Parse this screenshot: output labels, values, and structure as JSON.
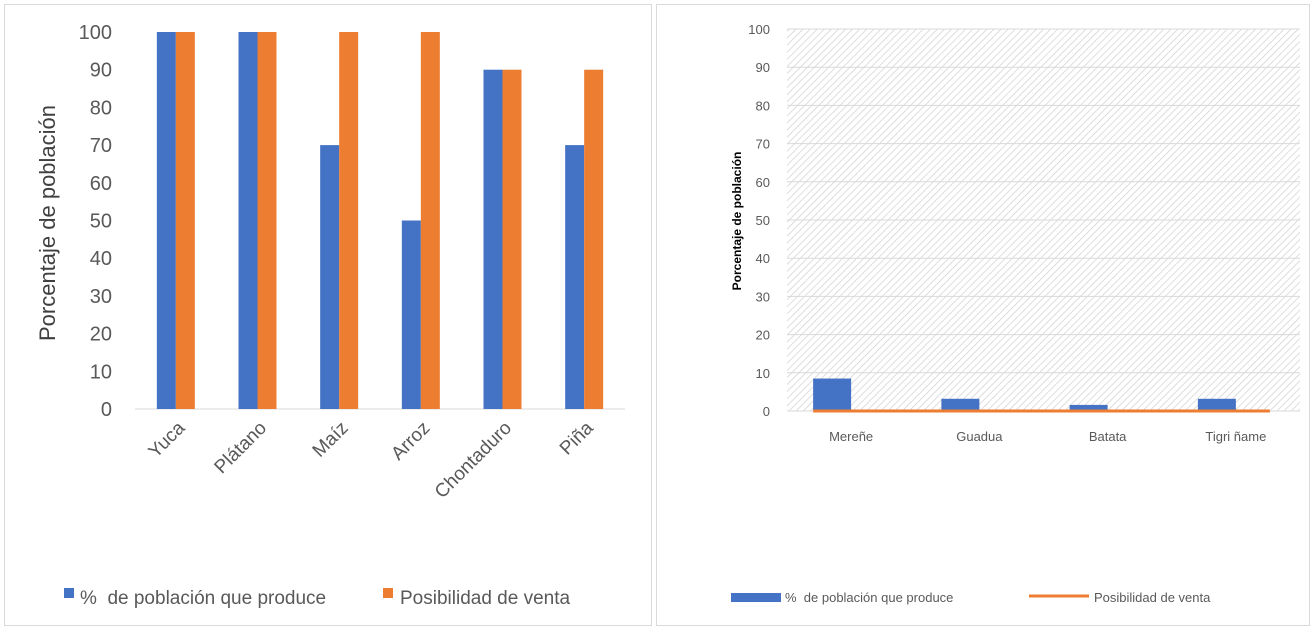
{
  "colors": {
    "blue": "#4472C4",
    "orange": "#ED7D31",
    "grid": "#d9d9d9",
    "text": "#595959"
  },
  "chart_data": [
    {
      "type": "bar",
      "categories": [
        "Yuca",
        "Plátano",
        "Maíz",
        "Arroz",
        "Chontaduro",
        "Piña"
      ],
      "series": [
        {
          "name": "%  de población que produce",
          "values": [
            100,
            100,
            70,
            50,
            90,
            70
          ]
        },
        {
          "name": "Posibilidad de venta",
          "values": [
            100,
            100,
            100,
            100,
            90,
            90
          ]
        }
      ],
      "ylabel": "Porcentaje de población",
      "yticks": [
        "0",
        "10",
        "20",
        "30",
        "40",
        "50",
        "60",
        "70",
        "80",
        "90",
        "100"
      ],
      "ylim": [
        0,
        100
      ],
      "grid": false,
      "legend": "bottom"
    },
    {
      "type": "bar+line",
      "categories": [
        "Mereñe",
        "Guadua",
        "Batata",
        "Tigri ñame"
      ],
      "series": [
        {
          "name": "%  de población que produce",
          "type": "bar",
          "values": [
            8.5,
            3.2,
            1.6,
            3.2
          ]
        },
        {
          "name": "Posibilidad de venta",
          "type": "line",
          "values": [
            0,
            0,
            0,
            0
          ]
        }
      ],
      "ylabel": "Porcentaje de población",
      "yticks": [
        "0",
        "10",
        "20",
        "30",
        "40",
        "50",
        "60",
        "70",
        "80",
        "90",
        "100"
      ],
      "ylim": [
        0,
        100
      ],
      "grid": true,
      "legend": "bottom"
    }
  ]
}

▶ [INSTRUCTIONS FOR THE TASK]
Make an exact copy of every entry above, minus the images.

▶ [EXERCISE OUTPUT]
Parse this screenshot: output labels, values, and structure as JSON.
{
  "colors": {
    "blue": "#4472C4",
    "orange": "#ED7D31",
    "grid": "#d9d9d9",
    "text": "#595959"
  },
  "chart_data": [
    {
      "type": "bar",
      "categories": [
        "Yuca",
        "Plátano",
        "Maíz",
        "Arroz",
        "Chontaduro",
        "Piña"
      ],
      "series": [
        {
          "name": "%  de población que produce",
          "values": [
            100,
            100,
            70,
            50,
            90,
            70
          ]
        },
        {
          "name": "Posibilidad de venta",
          "values": [
            100,
            100,
            100,
            100,
            90,
            90
          ]
        }
      ],
      "ylabel": "Porcentaje de población",
      "yticks": [
        "0",
        "10",
        "20",
        "30",
        "40",
        "50",
        "60",
        "70",
        "80",
        "90",
        "100"
      ],
      "ylim": [
        0,
        100
      ],
      "grid": false,
      "legend": "bottom"
    },
    {
      "type": "bar+line",
      "categories": [
        "Mereñe",
        "Guadua",
        "Batata",
        "Tigri ñame"
      ],
      "series": [
        {
          "name": "%  de población que produce",
          "type": "bar",
          "values": [
            8.5,
            3.2,
            1.6,
            3.2
          ]
        },
        {
          "name": "Posibilidad de venta",
          "type": "line",
          "values": [
            0,
            0,
            0,
            0
          ]
        }
      ],
      "ylabel": "Porcentaje de población",
      "yticks": [
        "0",
        "10",
        "20",
        "30",
        "40",
        "50",
        "60",
        "70",
        "80",
        "90",
        "100"
      ],
      "ylim": [
        0,
        100
      ],
      "grid": true,
      "legend": "bottom"
    }
  ]
}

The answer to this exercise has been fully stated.